Entries taken from a collection
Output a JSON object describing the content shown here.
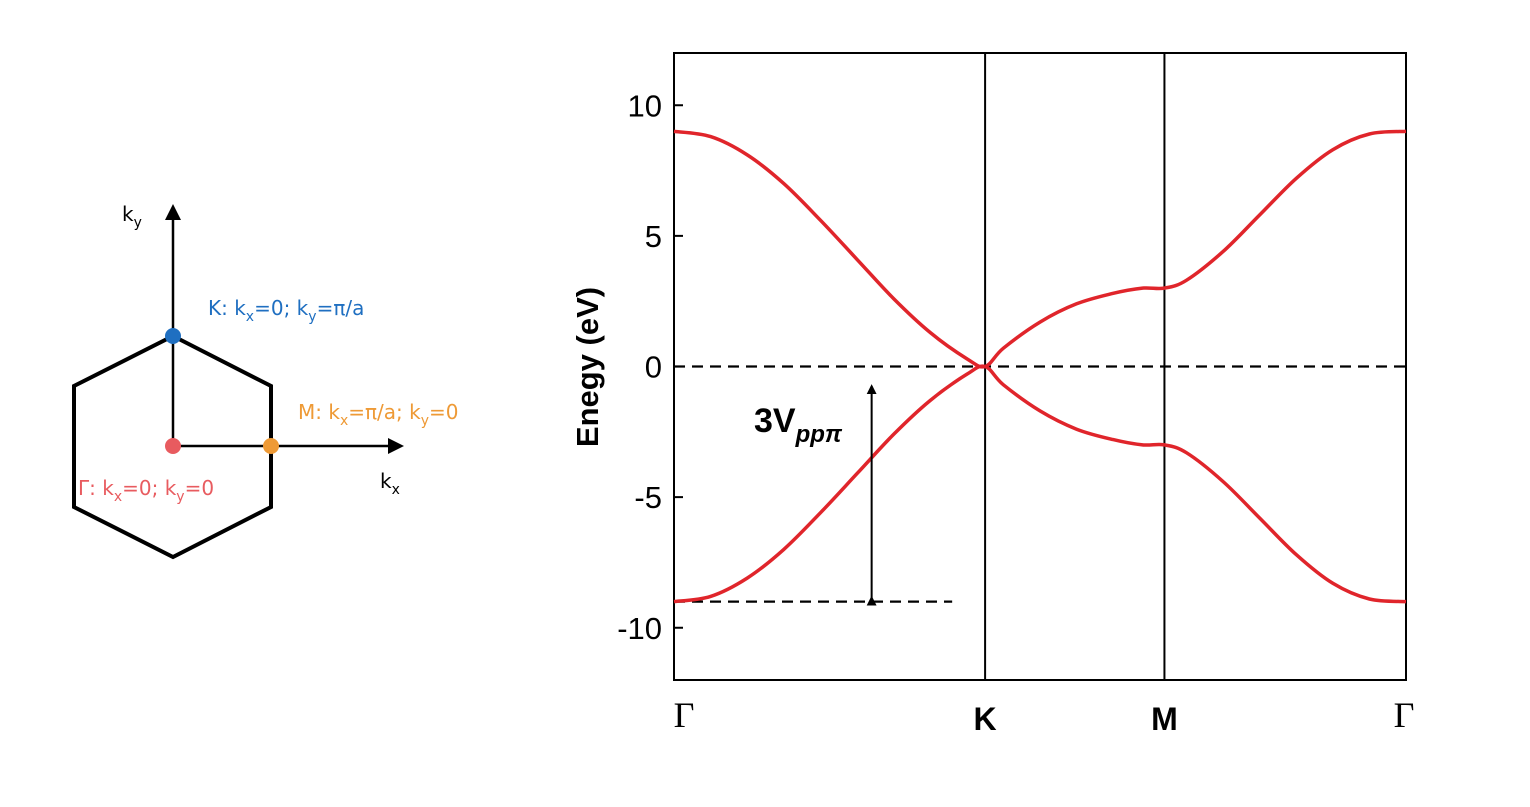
{
  "brillouin_zone": {
    "kx_axis": "k",
    "kx_sub": "x",
    "ky_axis": "k",
    "ky_sub": "y",
    "points": {
      "K": {
        "name": "K",
        "color": "#1F6FC1",
        "seg": [
          {
            "t": "K: k"
          },
          {
            "t": "x",
            "sub": true
          },
          {
            "t": "=0; k"
          },
          {
            "t": "y",
            "sub": true
          },
          {
            "t": "=π/a"
          }
        ]
      },
      "M": {
        "name": "M",
        "color": "#EE9A36",
        "seg": [
          {
            "t": "M: k"
          },
          {
            "t": "x",
            "sub": true
          },
          {
            "t": "=π/a; k"
          },
          {
            "t": "y",
            "sub": true
          },
          {
            "t": "=0"
          }
        ]
      },
      "G": {
        "name": "Γ",
        "color": "#E85B5F",
        "seg": [
          {
            "t": "Γ: k"
          },
          {
            "t": "x",
            "sub": true
          },
          {
            "t": "=0; k"
          },
          {
            "t": "y",
            "sub": true
          },
          {
            "t": "=0"
          }
        ]
      }
    }
  },
  "chart_data": {
    "type": "line",
    "title": "",
    "ylabel": "Enegy (eV)",
    "xlabel": "",
    "ylim": [
      -12,
      12
    ],
    "yticks": [
      10,
      5,
      0,
      -5,
      -10
    ],
    "ytick_labels": [
      "10",
      "5",
      "0",
      "-5",
      "-10"
    ],
    "x_points": [
      {
        "label": "Γ",
        "pos": 0
      },
      {
        "label": "K",
        "pos": 0.425
      },
      {
        "label": "M",
        "pos": 0.67
      },
      {
        "label": "Γ",
        "pos": 1
      }
    ],
    "series_color": "#E0252B",
    "series": [
      {
        "x": [
          0,
          0.05,
          0.1,
          0.15,
          0.2,
          0.25,
          0.3,
          0.35,
          0.4,
          0.425,
          0.45,
          0.5,
          0.55,
          0.6,
          0.64,
          0.67,
          0.7,
          0.75,
          0.8,
          0.85,
          0.9,
          0.95,
          1
        ],
        "values": [
          9.0,
          8.8,
          8.1,
          7.0,
          5.6,
          4.1,
          2.6,
          1.3,
          0.3,
          0.0,
          0.7,
          1.7,
          2.4,
          2.8,
          3.0,
          3.0,
          3.3,
          4.4,
          5.8,
          7.2,
          8.3,
          8.9,
          9.0
        ]
      },
      {
        "x": [
          0,
          0.05,
          0.1,
          0.15,
          0.2,
          0.25,
          0.3,
          0.35,
          0.4,
          0.425,
          0.45,
          0.5,
          0.55,
          0.6,
          0.64,
          0.67,
          0.7,
          0.75,
          0.8,
          0.85,
          0.9,
          0.95,
          1
        ],
        "values": [
          -9.0,
          -8.8,
          -8.1,
          -7.0,
          -5.6,
          -4.1,
          -2.6,
          -1.3,
          -0.3,
          0.0,
          -0.7,
          -1.7,
          -2.4,
          -2.8,
          -3.0,
          -3.0,
          -3.3,
          -4.4,
          -5.8,
          -7.2,
          -8.3,
          -8.9,
          -9.0
        ]
      }
    ],
    "fermi_level": 0,
    "lower_band_edge": -9.0,
    "annotation": {
      "main": "3V",
      "sub": "ppπ",
      "from": -0.6,
      "to": -9.0
    }
  }
}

_PROMPT_. Print the whole listing above once more, word for word, without its pictures.

_RESULT BELOW_.
Output a JSON object describing the content shown here.
{
  "brillouin_zone": {
    "kx_axis": "k",
    "kx_sub": "x",
    "ky_axis": "k",
    "ky_sub": "y",
    "points": {
      "K": {
        "name": "K",
        "color": "#1F6FC1",
        "seg": [
          {
            "t": "K: k"
          },
          {
            "t": "x",
            "sub": true
          },
          {
            "t": "=0; k"
          },
          {
            "t": "y",
            "sub": true
          },
          {
            "t": "=π/a"
          }
        ]
      },
      "M": {
        "name": "M",
        "color": "#EE9A36",
        "seg": [
          {
            "t": "M: k"
          },
          {
            "t": "x",
            "sub": true
          },
          {
            "t": "=π/a; k"
          },
          {
            "t": "y",
            "sub": true
          },
          {
            "t": "=0"
          }
        ]
      },
      "G": {
        "name": "Γ",
        "color": "#E85B5F",
        "seg": [
          {
            "t": "Γ: k"
          },
          {
            "t": "x",
            "sub": true
          },
          {
            "t": "=0; k"
          },
          {
            "t": "y",
            "sub": true
          },
          {
            "t": "=0"
          }
        ]
      }
    }
  },
  "chart_data": {
    "type": "line",
    "title": "",
    "ylabel": "Enegy (eV)",
    "xlabel": "",
    "ylim": [
      -12,
      12
    ],
    "yticks": [
      10,
      5,
      0,
      -5,
      -10
    ],
    "ytick_labels": [
      "10",
      "5",
      "0",
      "-5",
      "-10"
    ],
    "x_points": [
      {
        "label": "Γ",
        "pos": 0
      },
      {
        "label": "K",
        "pos": 0.425
      },
      {
        "label": "M",
        "pos": 0.67
      },
      {
        "label": "Γ",
        "pos": 1
      }
    ],
    "series_color": "#E0252B",
    "series": [
      {
        "x": [
          0,
          0.05,
          0.1,
          0.15,
          0.2,
          0.25,
          0.3,
          0.35,
          0.4,
          0.425,
          0.45,
          0.5,
          0.55,
          0.6,
          0.64,
          0.67,
          0.7,
          0.75,
          0.8,
          0.85,
          0.9,
          0.95,
          1
        ],
        "values": [
          9.0,
          8.8,
          8.1,
          7.0,
          5.6,
          4.1,
          2.6,
          1.3,
          0.3,
          0.0,
          0.7,
          1.7,
          2.4,
          2.8,
          3.0,
          3.0,
          3.3,
          4.4,
          5.8,
          7.2,
          8.3,
          8.9,
          9.0
        ]
      },
      {
        "x": [
          0,
          0.05,
          0.1,
          0.15,
          0.2,
          0.25,
          0.3,
          0.35,
          0.4,
          0.425,
          0.45,
          0.5,
          0.55,
          0.6,
          0.64,
          0.67,
          0.7,
          0.75,
          0.8,
          0.85,
          0.9,
          0.95,
          1
        ],
        "values": [
          -9.0,
          -8.8,
          -8.1,
          -7.0,
          -5.6,
          -4.1,
          -2.6,
          -1.3,
          -0.3,
          0.0,
          -0.7,
          -1.7,
          -2.4,
          -2.8,
          -3.0,
          -3.0,
          -3.3,
          -4.4,
          -5.8,
          -7.2,
          -8.3,
          -8.9,
          -9.0
        ]
      }
    ],
    "fermi_level": 0,
    "lower_band_edge": -9.0,
    "annotation": {
      "main": "3V",
      "sub": "ppπ",
      "from": -0.6,
      "to": -9.0
    }
  }
}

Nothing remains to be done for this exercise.